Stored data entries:
--- START ---

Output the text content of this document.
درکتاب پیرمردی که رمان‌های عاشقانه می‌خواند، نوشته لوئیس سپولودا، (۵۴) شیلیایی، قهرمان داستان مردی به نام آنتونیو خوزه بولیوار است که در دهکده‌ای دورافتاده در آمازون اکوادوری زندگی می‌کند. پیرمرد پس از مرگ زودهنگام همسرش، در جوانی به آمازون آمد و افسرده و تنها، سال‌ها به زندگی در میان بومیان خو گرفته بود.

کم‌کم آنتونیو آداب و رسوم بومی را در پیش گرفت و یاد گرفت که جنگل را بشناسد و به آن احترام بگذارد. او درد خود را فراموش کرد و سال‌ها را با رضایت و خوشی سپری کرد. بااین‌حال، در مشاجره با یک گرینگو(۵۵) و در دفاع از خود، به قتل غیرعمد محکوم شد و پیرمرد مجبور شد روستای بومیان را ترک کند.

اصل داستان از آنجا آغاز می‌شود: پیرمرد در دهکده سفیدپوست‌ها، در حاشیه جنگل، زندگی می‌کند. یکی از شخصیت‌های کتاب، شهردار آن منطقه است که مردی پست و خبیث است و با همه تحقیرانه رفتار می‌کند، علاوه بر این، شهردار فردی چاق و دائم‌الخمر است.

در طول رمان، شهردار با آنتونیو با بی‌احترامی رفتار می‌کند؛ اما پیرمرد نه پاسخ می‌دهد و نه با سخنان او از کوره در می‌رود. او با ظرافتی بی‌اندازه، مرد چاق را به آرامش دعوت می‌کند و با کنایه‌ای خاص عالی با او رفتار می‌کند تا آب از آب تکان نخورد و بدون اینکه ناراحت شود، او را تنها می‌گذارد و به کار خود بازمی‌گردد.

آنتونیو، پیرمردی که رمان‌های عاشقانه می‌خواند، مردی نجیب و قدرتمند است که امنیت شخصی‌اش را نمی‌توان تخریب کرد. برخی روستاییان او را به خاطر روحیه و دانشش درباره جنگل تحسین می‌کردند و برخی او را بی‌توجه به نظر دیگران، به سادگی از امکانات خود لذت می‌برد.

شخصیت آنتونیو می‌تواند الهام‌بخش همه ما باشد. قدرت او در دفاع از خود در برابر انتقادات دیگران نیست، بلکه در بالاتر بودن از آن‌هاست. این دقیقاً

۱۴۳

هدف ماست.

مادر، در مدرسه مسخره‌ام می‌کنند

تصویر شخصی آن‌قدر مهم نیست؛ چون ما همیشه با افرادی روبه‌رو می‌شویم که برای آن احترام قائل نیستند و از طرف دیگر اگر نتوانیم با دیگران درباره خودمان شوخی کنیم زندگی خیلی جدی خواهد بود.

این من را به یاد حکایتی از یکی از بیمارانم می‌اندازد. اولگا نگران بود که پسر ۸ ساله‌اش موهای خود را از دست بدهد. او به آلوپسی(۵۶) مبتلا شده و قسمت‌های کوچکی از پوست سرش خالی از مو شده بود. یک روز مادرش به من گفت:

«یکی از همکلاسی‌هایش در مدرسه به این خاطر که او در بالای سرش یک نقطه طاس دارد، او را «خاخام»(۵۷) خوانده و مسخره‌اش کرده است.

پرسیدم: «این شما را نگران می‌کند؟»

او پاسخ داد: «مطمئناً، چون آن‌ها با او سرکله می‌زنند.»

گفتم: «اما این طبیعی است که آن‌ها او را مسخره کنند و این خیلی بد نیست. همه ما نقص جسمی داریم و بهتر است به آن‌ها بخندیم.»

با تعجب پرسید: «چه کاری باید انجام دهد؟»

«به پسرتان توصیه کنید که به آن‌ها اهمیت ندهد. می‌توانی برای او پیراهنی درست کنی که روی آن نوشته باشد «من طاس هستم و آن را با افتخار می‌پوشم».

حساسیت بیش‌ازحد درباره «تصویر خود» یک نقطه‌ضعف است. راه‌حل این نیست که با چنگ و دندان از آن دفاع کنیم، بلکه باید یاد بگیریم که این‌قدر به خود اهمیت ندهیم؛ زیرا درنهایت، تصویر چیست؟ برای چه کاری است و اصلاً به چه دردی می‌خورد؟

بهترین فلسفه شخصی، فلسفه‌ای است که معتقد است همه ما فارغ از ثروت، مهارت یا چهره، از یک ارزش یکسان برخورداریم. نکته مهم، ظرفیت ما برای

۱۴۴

--- END ---

Each line above is to be repeated exactly.

COMPLETE ANSWER:
Output the text content of this document.
درکتاب پیرمردی که رمان‌های عاشقانه می‌خواند، نوشته لوئیس سپولودا، (۵۴) شیلیایی، قهرمان داستان مردی به نام آنتونیو خوزه بولیوار است که در دهکده‌ای دورافتاده در آمازون اکوادوری زندگی می‌کند. پیرمرد پس از مرگ زودهنگام همسرش، در جوانی به آمازون آمد و افسرده و تنها، سال‌ها به زندگی در میان بومیان خو گرفته بود.

کم‌کم آنتونیو آداب و رسوم بومی را در پیش گرفت و یاد گرفت که جنگل را بشناسد و به آن احترام بگذارد. او درد خود را فراموش کرد و سال‌ها را با رضایت و خوشی سپری کرد. بااین‌حال، در مشاجره با یک گرینگو(۵۵) و در دفاع از خود، به قتل غیرعمد محکوم شد و پیرمرد مجبور شد روستای بومیان را ترک کند.

اصل داستان از آنجا آغاز می‌شود: پیرمرد در دهکده سفیدپوست‌ها، در حاشیه جنگل، زندگی می‌کند. یکی از شخصیت‌های کتاب، شهردار آن منطقه است که مردی پست و خبیث است و با همه تحقیرانه رفتار می‌کند، علاوه بر این، شهردار فردی چاق و دائم‌الخمر است.

در طول رمان، شهردار با آنتونیو با بی‌احترامی رفتار می‌کند؛ اما پیرمرد نه پاسخ می‌دهد و نه با سخنان او از کوره در می‌رود. او با ظرافتی بی‌اندازه، مرد چاق را به آرامش دعوت می‌کند و با کنایه‌ای خاص عالی با او رفتار می‌کند تا آب از آب تکان نخورد و بدون اینکه ناراحت شود، او را تنها می‌گذارد و به کار خود بازمی‌گردد.

آنتونیو، پیرمردی که رمان‌های عاشقانه می‌خواند، مردی نجیب و قدرتمند است که امنیت شخصی‌اش را نمی‌توان تخریب کرد. برخی روستاییان او را به خاطر روحیه و دانشش درباره جنگل تحسین می‌کردند و برخی او را بی‌توجه به نظر دیگران، به سادگی از امکانات خود لذت می‌برد.

شخصیت آنتونیو می‌تواند الهام‌بخش همه ما باشد. قدرت او در دفاع از خود در برابر انتقادات دیگران نیست، بلکه در بالاتر بودن از آن‌هاست. این دقیقاً

۱۴۳

هدف ماست.

مادر، در مدرسه مسخره‌ام می‌کنند

تصویر شخصی آن‌قدر مهم نیست؛ چون ما همیشه با افرادی روبه‌رو می‌شویم که برای آن احترام قائل نیستند و از طرف دیگر اگر نتوانیم با دیگران درباره خودمان شوخی کنیم زندگی خیلی جدی خواهد بود.

این من را به یاد حکایتی از یکی از بیمارانم می‌اندازد. اولگا نگران بود که پسر ۸ ساله‌اش موهای خود را از دست بدهد. او به آلوپسی(۵۶) مبتلا شده و قسمت‌های کوچکی از پوست سرش خالی از مو شده بود. یک روز مادرش به من گفت:

«یکی از همکلاسی‌هایش در مدرسه به این خاطر که او در بالای سرش یک نقطه طاس دارد، او را «خاخام»(۵۷) خوانده و مسخره‌اش کرده است.

پرسیدم: «این شما را نگران می‌کند؟»

او پاسخ داد: «مطمئناً، چون آن‌ها با او سرکله می‌زنند.»

گفتم: «اما این طبیعی است که آن‌ها او را مسخره کنند و این خیلی بد نیست. همه ما نقص جسمی داریم و بهتر است به آن‌ها بخندیم.»

با تعجب پرسید: «چه کاری باید انجام دهد؟»

«به پسرتان توصیه کنید که به آن‌ها اهمیت ندهد. می‌توانی برای او پیراهنی درست کنی که روی آن نوشته باشد «من طاس هستم و آن را با افتخار می‌پوشم».

حساسیت بیش‌ازحد درباره «تصویر خود» یک نقطه‌ضعف است. راه‌حل این نیست که با چنگ و دندان از آن دفاع کنیم، بلکه باید یاد بگیریم که این‌قدر به خود اهمیت ندهیم؛ زیرا درنهایت، تصویر چیست؟ برای چه کاری است و اصلاً به چه دردی می‌خورد؟

بهترین فلسفه شخصی، فلسفه‌ای است که معتقد است همه ما فارغ از ثروت، مهارت یا چهره، از یک ارزش یکسان برخورداریم. نکته مهم، ظرفیت ما برای

۱۴۴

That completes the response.